All entries below need to be written out exactly, but without their pictures.
· · · · · · ·
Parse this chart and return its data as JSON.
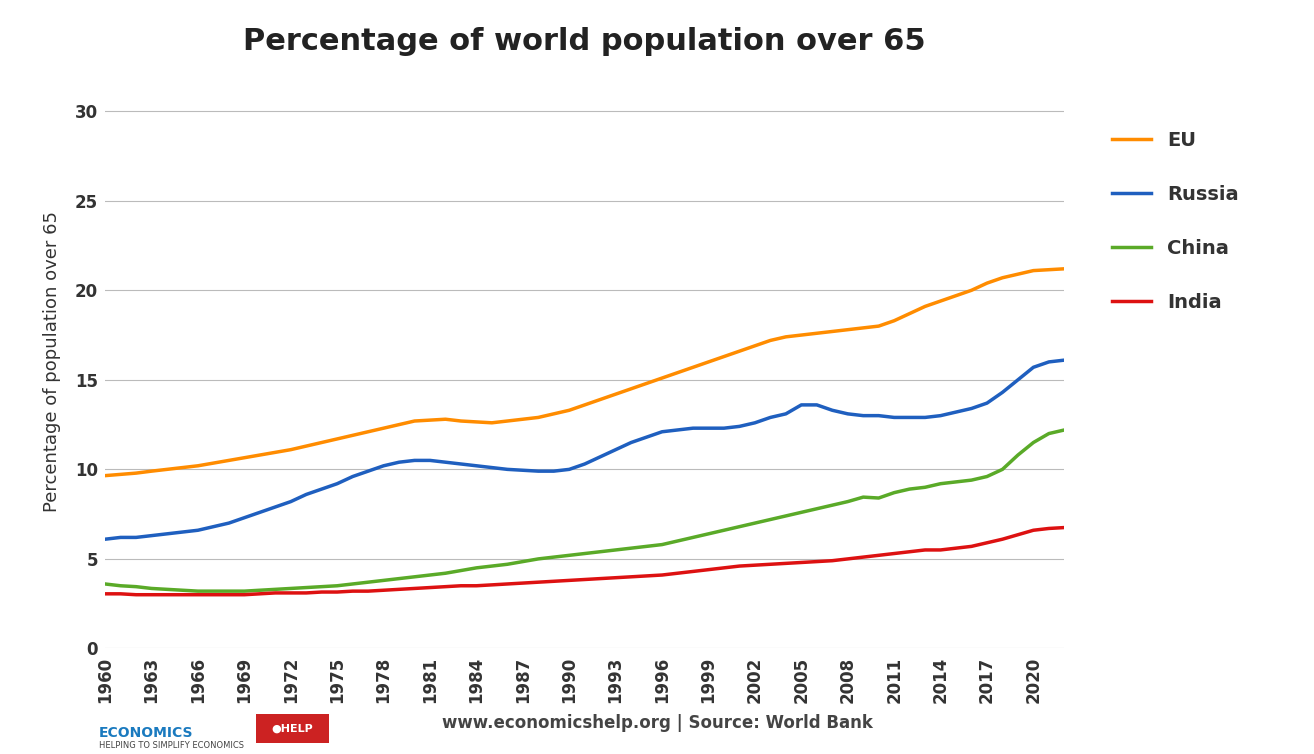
{
  "title": "Percentage of world population over 65",
  "ylabel": "Percentage of population over 65",
  "footer": "www.economicshelp.org | Source: World Bank",
  "background_color": "#ffffff",
  "title_fontsize": 22,
  "label_fontsize": 13,
  "legend_fontsize": 14,
  "years": [
    1960,
    1961,
    1962,
    1963,
    1964,
    1965,
    1966,
    1967,
    1968,
    1969,
    1970,
    1971,
    1972,
    1973,
    1974,
    1975,
    1976,
    1977,
    1978,
    1979,
    1980,
    1981,
    1982,
    1983,
    1984,
    1985,
    1986,
    1987,
    1988,
    1989,
    1990,
    1991,
    1992,
    1993,
    1994,
    1995,
    1996,
    1997,
    1998,
    1999,
    2000,
    2001,
    2002,
    2003,
    2004,
    2005,
    2006,
    2007,
    2008,
    2009,
    2010,
    2011,
    2012,
    2013,
    2014,
    2015,
    2016,
    2017,
    2018,
    2019,
    2020,
    2021,
    2022
  ],
  "EU": [
    9.65,
    9.72,
    9.79,
    9.9,
    10.0,
    10.1,
    10.2,
    10.35,
    10.5,
    10.65,
    10.8,
    10.95,
    11.1,
    11.3,
    11.5,
    11.7,
    11.9,
    12.1,
    12.3,
    12.5,
    12.7,
    12.75,
    12.8,
    12.7,
    12.65,
    12.6,
    12.7,
    12.8,
    12.9,
    13.1,
    13.3,
    13.6,
    13.9,
    14.2,
    14.5,
    14.8,
    15.1,
    15.4,
    15.7,
    16.0,
    16.3,
    16.6,
    16.9,
    17.2,
    17.4,
    17.5,
    17.6,
    17.7,
    17.8,
    17.9,
    18.0,
    18.3,
    18.7,
    19.1,
    19.4,
    19.7,
    20.0,
    20.4,
    20.7,
    20.9,
    21.1,
    21.15,
    21.2
  ],
  "Russia": [
    6.1,
    6.2,
    6.2,
    6.3,
    6.4,
    6.5,
    6.6,
    6.8,
    7.0,
    7.3,
    7.6,
    7.9,
    8.2,
    8.6,
    8.9,
    9.2,
    9.6,
    9.9,
    10.2,
    10.4,
    10.5,
    10.5,
    10.4,
    10.3,
    10.2,
    10.1,
    10.0,
    9.95,
    9.9,
    9.9,
    10.0,
    10.3,
    10.7,
    11.1,
    11.5,
    11.8,
    12.1,
    12.2,
    12.3,
    12.3,
    12.3,
    12.4,
    12.6,
    12.9,
    13.1,
    13.6,
    13.6,
    13.3,
    13.1,
    13.0,
    13.0,
    12.9,
    12.9,
    12.9,
    13.0,
    13.2,
    13.4,
    13.7,
    14.3,
    15.0,
    15.7,
    16.0,
    16.1
  ],
  "China": [
    3.6,
    3.5,
    3.45,
    3.35,
    3.3,
    3.25,
    3.2,
    3.2,
    3.2,
    3.2,
    3.25,
    3.3,
    3.35,
    3.4,
    3.45,
    3.5,
    3.6,
    3.7,
    3.8,
    3.9,
    4.0,
    4.1,
    4.2,
    4.35,
    4.5,
    4.6,
    4.7,
    4.85,
    5.0,
    5.1,
    5.2,
    5.3,
    5.4,
    5.5,
    5.6,
    5.7,
    5.8,
    6.0,
    6.2,
    6.4,
    6.6,
    6.8,
    7.0,
    7.2,
    7.4,
    7.6,
    7.8,
    8.0,
    8.2,
    8.45,
    8.4,
    8.7,
    8.9,
    9.0,
    9.2,
    9.3,
    9.4,
    9.6,
    10.0,
    10.8,
    11.5,
    12.0,
    12.2
  ],
  "India": [
    3.05,
    3.05,
    3.0,
    3.0,
    3.0,
    3.0,
    3.0,
    3.0,
    3.0,
    3.0,
    3.05,
    3.1,
    3.1,
    3.1,
    3.15,
    3.15,
    3.2,
    3.2,
    3.25,
    3.3,
    3.35,
    3.4,
    3.45,
    3.5,
    3.5,
    3.55,
    3.6,
    3.65,
    3.7,
    3.75,
    3.8,
    3.85,
    3.9,
    3.95,
    4.0,
    4.05,
    4.1,
    4.2,
    4.3,
    4.4,
    4.5,
    4.6,
    4.65,
    4.7,
    4.75,
    4.8,
    4.85,
    4.9,
    5.0,
    5.1,
    5.2,
    5.3,
    5.4,
    5.5,
    5.5,
    5.6,
    5.7,
    5.9,
    6.1,
    6.35,
    6.6,
    6.7,
    6.75
  ],
  "series_colors": {
    "EU": "#FF8C00",
    "Russia": "#1F5FBF",
    "China": "#5AAA28",
    "India": "#DD1111"
  },
  "series_linewidth": 2.5,
  "ylim": [
    0,
    32
  ],
  "yticks": [
    0,
    5,
    10,
    15,
    20,
    25,
    30
  ],
  "xtick_years": [
    1960,
    1963,
    1966,
    1969,
    1972,
    1975,
    1978,
    1981,
    1984,
    1987,
    1990,
    1993,
    1996,
    1999,
    2002,
    2005,
    2008,
    2011,
    2014,
    2017,
    2020
  ],
  "grid_color": "#BBBBBB",
  "tick_label_fontsize": 12
}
· · · · · · ·
Answer below:
Parse this chart and return its data as JSON.
{
  "title": "Percentage of world population over 65",
  "ylabel": "Percentage of population over 65",
  "footer": "www.economicshelp.org | Source: World Bank",
  "background_color": "#ffffff",
  "title_fontsize": 22,
  "label_fontsize": 13,
  "legend_fontsize": 14,
  "years": [
    1960,
    1961,
    1962,
    1963,
    1964,
    1965,
    1966,
    1967,
    1968,
    1969,
    1970,
    1971,
    1972,
    1973,
    1974,
    1975,
    1976,
    1977,
    1978,
    1979,
    1980,
    1981,
    1982,
    1983,
    1984,
    1985,
    1986,
    1987,
    1988,
    1989,
    1990,
    1991,
    1992,
    1993,
    1994,
    1995,
    1996,
    1997,
    1998,
    1999,
    2000,
    2001,
    2002,
    2003,
    2004,
    2005,
    2006,
    2007,
    2008,
    2009,
    2010,
    2011,
    2012,
    2013,
    2014,
    2015,
    2016,
    2017,
    2018,
    2019,
    2020,
    2021,
    2022
  ],
  "EU": [
    9.65,
    9.72,
    9.79,
    9.9,
    10.0,
    10.1,
    10.2,
    10.35,
    10.5,
    10.65,
    10.8,
    10.95,
    11.1,
    11.3,
    11.5,
    11.7,
    11.9,
    12.1,
    12.3,
    12.5,
    12.7,
    12.75,
    12.8,
    12.7,
    12.65,
    12.6,
    12.7,
    12.8,
    12.9,
    13.1,
    13.3,
    13.6,
    13.9,
    14.2,
    14.5,
    14.8,
    15.1,
    15.4,
    15.7,
    16.0,
    16.3,
    16.6,
    16.9,
    17.2,
    17.4,
    17.5,
    17.6,
    17.7,
    17.8,
    17.9,
    18.0,
    18.3,
    18.7,
    19.1,
    19.4,
    19.7,
    20.0,
    20.4,
    20.7,
    20.9,
    21.1,
    21.15,
    21.2
  ],
  "Russia": [
    6.1,
    6.2,
    6.2,
    6.3,
    6.4,
    6.5,
    6.6,
    6.8,
    7.0,
    7.3,
    7.6,
    7.9,
    8.2,
    8.6,
    8.9,
    9.2,
    9.6,
    9.9,
    10.2,
    10.4,
    10.5,
    10.5,
    10.4,
    10.3,
    10.2,
    10.1,
    10.0,
    9.95,
    9.9,
    9.9,
    10.0,
    10.3,
    10.7,
    11.1,
    11.5,
    11.8,
    12.1,
    12.2,
    12.3,
    12.3,
    12.3,
    12.4,
    12.6,
    12.9,
    13.1,
    13.6,
    13.6,
    13.3,
    13.1,
    13.0,
    13.0,
    12.9,
    12.9,
    12.9,
    13.0,
    13.2,
    13.4,
    13.7,
    14.3,
    15.0,
    15.7,
    16.0,
    16.1
  ],
  "China": [
    3.6,
    3.5,
    3.45,
    3.35,
    3.3,
    3.25,
    3.2,
    3.2,
    3.2,
    3.2,
    3.25,
    3.3,
    3.35,
    3.4,
    3.45,
    3.5,
    3.6,
    3.7,
    3.8,
    3.9,
    4.0,
    4.1,
    4.2,
    4.35,
    4.5,
    4.6,
    4.7,
    4.85,
    5.0,
    5.1,
    5.2,
    5.3,
    5.4,
    5.5,
    5.6,
    5.7,
    5.8,
    6.0,
    6.2,
    6.4,
    6.6,
    6.8,
    7.0,
    7.2,
    7.4,
    7.6,
    7.8,
    8.0,
    8.2,
    8.45,
    8.4,
    8.7,
    8.9,
    9.0,
    9.2,
    9.3,
    9.4,
    9.6,
    10.0,
    10.8,
    11.5,
    12.0,
    12.2
  ],
  "India": [
    3.05,
    3.05,
    3.0,
    3.0,
    3.0,
    3.0,
    3.0,
    3.0,
    3.0,
    3.0,
    3.05,
    3.1,
    3.1,
    3.1,
    3.15,
    3.15,
    3.2,
    3.2,
    3.25,
    3.3,
    3.35,
    3.4,
    3.45,
    3.5,
    3.5,
    3.55,
    3.6,
    3.65,
    3.7,
    3.75,
    3.8,
    3.85,
    3.9,
    3.95,
    4.0,
    4.05,
    4.1,
    4.2,
    4.3,
    4.4,
    4.5,
    4.6,
    4.65,
    4.7,
    4.75,
    4.8,
    4.85,
    4.9,
    5.0,
    5.1,
    5.2,
    5.3,
    5.4,
    5.5,
    5.5,
    5.6,
    5.7,
    5.9,
    6.1,
    6.35,
    6.6,
    6.7,
    6.75
  ],
  "series_colors": {
    "EU": "#FF8C00",
    "Russia": "#1F5FBF",
    "China": "#5AAA28",
    "India": "#DD1111"
  },
  "series_linewidth": 2.5,
  "ylim": [
    0,
    32
  ],
  "yticks": [
    0,
    5,
    10,
    15,
    20,
    25,
    30
  ],
  "xtick_years": [
    1960,
    1963,
    1966,
    1969,
    1972,
    1975,
    1978,
    1981,
    1984,
    1987,
    1990,
    1993,
    1996,
    1999,
    2002,
    2005,
    2008,
    2011,
    2014,
    2017,
    2020
  ],
  "grid_color": "#BBBBBB",
  "tick_label_fontsize": 12
}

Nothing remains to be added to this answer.